Entries from a dataset:
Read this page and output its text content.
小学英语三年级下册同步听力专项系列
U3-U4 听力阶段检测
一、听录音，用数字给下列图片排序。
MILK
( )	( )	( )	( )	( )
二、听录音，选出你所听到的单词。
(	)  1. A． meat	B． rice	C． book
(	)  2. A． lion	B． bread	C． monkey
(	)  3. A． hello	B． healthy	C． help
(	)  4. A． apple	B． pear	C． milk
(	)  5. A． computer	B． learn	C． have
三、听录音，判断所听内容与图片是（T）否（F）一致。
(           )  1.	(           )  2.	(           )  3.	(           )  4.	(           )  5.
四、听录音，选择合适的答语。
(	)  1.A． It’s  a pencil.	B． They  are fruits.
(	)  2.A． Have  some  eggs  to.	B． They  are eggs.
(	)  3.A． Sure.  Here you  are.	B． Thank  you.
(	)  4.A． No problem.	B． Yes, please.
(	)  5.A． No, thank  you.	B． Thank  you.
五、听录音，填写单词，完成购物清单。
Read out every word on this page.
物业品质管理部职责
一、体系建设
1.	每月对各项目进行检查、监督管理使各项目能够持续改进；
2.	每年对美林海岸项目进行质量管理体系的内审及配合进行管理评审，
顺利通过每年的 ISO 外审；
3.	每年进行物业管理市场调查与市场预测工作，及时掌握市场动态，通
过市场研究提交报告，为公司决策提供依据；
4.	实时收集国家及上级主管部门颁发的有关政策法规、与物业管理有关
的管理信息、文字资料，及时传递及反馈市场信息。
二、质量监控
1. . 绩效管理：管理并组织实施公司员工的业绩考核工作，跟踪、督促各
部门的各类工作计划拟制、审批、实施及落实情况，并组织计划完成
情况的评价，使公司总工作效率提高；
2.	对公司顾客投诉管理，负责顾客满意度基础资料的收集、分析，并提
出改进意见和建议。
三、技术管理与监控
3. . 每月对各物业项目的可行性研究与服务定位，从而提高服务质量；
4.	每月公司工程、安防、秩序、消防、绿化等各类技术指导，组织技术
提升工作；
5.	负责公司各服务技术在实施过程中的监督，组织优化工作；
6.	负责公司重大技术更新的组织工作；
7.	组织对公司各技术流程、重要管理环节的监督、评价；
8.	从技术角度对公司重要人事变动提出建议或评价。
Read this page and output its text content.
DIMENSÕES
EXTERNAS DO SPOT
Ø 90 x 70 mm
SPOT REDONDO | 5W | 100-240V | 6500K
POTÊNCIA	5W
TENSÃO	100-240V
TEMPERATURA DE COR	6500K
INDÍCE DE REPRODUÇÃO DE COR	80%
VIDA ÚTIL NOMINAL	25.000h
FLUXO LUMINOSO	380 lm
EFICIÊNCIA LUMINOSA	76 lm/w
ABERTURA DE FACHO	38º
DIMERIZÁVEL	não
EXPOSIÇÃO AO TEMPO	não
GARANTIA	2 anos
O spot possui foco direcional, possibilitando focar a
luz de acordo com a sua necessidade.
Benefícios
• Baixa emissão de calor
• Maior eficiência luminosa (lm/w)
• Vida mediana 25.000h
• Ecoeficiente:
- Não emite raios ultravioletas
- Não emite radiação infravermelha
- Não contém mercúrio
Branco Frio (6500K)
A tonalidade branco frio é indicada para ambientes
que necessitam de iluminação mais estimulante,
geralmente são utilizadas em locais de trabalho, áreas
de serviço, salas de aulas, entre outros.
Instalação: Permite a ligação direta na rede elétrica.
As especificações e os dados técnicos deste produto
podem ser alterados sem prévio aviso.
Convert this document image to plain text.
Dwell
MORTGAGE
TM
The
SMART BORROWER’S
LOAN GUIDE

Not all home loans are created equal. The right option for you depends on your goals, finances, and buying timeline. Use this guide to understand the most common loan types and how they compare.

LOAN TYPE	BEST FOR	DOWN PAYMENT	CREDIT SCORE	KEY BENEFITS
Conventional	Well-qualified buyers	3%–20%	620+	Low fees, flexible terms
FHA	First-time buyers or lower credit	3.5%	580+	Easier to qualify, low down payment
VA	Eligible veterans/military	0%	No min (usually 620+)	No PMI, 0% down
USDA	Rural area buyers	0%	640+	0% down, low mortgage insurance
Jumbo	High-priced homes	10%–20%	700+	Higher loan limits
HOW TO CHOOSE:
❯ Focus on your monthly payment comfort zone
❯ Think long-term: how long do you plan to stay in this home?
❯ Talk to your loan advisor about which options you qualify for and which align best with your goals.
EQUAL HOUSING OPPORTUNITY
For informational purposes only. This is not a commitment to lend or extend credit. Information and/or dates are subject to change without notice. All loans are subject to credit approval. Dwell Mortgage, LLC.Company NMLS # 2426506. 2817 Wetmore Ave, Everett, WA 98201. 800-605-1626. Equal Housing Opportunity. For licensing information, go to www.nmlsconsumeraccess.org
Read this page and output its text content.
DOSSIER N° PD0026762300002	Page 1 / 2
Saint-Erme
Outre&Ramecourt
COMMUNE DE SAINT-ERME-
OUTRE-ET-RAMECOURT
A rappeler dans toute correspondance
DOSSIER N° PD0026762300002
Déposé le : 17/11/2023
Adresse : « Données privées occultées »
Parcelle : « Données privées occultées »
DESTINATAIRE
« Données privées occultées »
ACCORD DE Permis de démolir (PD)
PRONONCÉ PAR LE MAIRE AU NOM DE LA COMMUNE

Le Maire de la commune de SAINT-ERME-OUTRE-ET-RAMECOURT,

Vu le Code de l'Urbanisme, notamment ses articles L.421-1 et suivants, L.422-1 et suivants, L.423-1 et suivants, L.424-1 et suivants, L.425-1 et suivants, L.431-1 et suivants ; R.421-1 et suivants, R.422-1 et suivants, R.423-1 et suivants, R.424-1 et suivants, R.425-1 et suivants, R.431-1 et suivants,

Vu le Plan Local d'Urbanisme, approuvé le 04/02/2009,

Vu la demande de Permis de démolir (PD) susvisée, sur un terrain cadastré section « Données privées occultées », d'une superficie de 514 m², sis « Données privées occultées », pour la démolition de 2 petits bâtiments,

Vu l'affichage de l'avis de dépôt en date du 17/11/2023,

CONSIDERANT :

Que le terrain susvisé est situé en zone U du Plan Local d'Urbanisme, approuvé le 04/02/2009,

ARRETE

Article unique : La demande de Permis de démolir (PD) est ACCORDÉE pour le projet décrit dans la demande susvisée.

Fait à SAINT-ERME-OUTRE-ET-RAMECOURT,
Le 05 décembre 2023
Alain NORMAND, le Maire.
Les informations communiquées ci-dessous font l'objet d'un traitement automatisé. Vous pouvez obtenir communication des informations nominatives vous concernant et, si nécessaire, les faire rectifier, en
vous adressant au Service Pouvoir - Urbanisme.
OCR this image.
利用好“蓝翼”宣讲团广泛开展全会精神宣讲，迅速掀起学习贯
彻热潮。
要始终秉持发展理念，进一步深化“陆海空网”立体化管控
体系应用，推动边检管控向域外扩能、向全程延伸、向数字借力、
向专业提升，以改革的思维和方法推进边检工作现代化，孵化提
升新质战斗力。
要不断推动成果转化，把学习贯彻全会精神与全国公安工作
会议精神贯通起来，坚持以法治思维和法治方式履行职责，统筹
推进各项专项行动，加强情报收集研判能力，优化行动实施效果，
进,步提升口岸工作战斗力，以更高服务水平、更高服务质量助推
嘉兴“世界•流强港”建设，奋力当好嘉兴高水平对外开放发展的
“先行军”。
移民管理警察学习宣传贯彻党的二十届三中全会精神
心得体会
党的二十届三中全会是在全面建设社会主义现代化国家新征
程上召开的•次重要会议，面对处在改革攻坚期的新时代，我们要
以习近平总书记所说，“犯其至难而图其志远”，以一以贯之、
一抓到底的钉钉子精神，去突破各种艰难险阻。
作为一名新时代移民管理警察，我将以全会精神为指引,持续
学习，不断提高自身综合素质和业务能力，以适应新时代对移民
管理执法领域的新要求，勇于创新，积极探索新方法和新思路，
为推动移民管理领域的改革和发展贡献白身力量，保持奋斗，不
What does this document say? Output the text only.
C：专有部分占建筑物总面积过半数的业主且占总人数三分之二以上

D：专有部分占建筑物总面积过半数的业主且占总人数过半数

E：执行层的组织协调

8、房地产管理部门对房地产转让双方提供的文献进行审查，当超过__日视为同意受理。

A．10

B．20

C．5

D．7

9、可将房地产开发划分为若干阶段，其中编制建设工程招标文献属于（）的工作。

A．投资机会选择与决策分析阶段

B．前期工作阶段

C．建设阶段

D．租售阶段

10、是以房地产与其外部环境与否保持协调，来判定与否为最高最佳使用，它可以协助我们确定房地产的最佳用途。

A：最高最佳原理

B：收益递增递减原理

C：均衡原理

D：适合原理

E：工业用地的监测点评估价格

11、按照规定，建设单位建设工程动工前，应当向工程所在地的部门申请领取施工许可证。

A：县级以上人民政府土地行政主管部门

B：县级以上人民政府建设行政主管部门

# [What is asked]
Everything from the line with "OCR this image." through the last line of the material above should be echoed exactly, and nothing else.

# [Answer below]
OCR this image.
利用好“蓝翼”宣讲团广泛开展全会精神宣讲，迅速掀起学习贯
彻热潮。
要始终秉持发展理念，进一步深化“陆海空网”立体化管控
体系应用，推动边检管控向域外扩能、向全程延伸、向数字借力、
向专业提升，以改革的思维和方法推进边检工作现代化，孵化提
升新质战斗力。
要不断推动成果转化，把学习贯彻全会精神与全国公安工作
会议精神贯通起来，坚持以法治思维和法治方式履行职责，统筹
推进各项专项行动，加强情报收集研判能力，优化行动实施效果，
进,步提升口岸工作战斗力，以更高服务水平、更高服务质量助推
嘉兴“世界•流强港”建设，奋力当好嘉兴高水平对外开放发展的
“先行军”。
移民管理警察学习宣传贯彻党的二十届三中全会精神
心得体会
党的二十届三中全会是在全面建设社会主义现代化国家新征
程上召开的•次重要会议，面对处在改革攻坚期的新时代，我们要
以习近平总书记所说，“犯其至难而图其志远”，以一以贯之、
一抓到底的钉钉子精神，去突破各种艰难险阻。
作为一名新时代移民管理警察，我将以全会精神为指引,持续
学习，不断提高自身综合素质和业务能力，以适应新时代对移民
管理执法领域的新要求，勇于创新，积极探索新方法和新思路，
为推动移民管理领域的改革和发展贡献白身力量，保持奋斗，不
What does this document say? Output the text only.
C：专有部分占建筑物总面积过半数的业主且占总人数三分之二以上

D：专有部分占建筑物总面积过半数的业主且占总人数过半数

E：执行层的组织协调

8、房地产管理部门对房地产转让双方提供的文献进行审查，当超过__日视为同意受理。

A．10

B．20

C．5

D．7

9、可将房地产开发划分为若干阶段，其中编制建设工程招标文献属于（）的工作。

A．投资机会选择与决策分析阶段

B．前期工作阶段

C．建设阶段

D．租售阶段

10、是以房地产与其外部环境与否保持协调，来判定与否为最高最佳使用，它可以协助我们确定房地产的最佳用途。

A：最高最佳原理

B：收益递增递减原理

C：均衡原理

D：适合原理

E：工业用地的监测点评估价格

11、按照规定，建设单位建设工程动工前，应当向工程所在地的部门申请领取施工许可证。

A：县级以上人民政府土地行政主管部门

B：县级以上人民政府建设行政主管部门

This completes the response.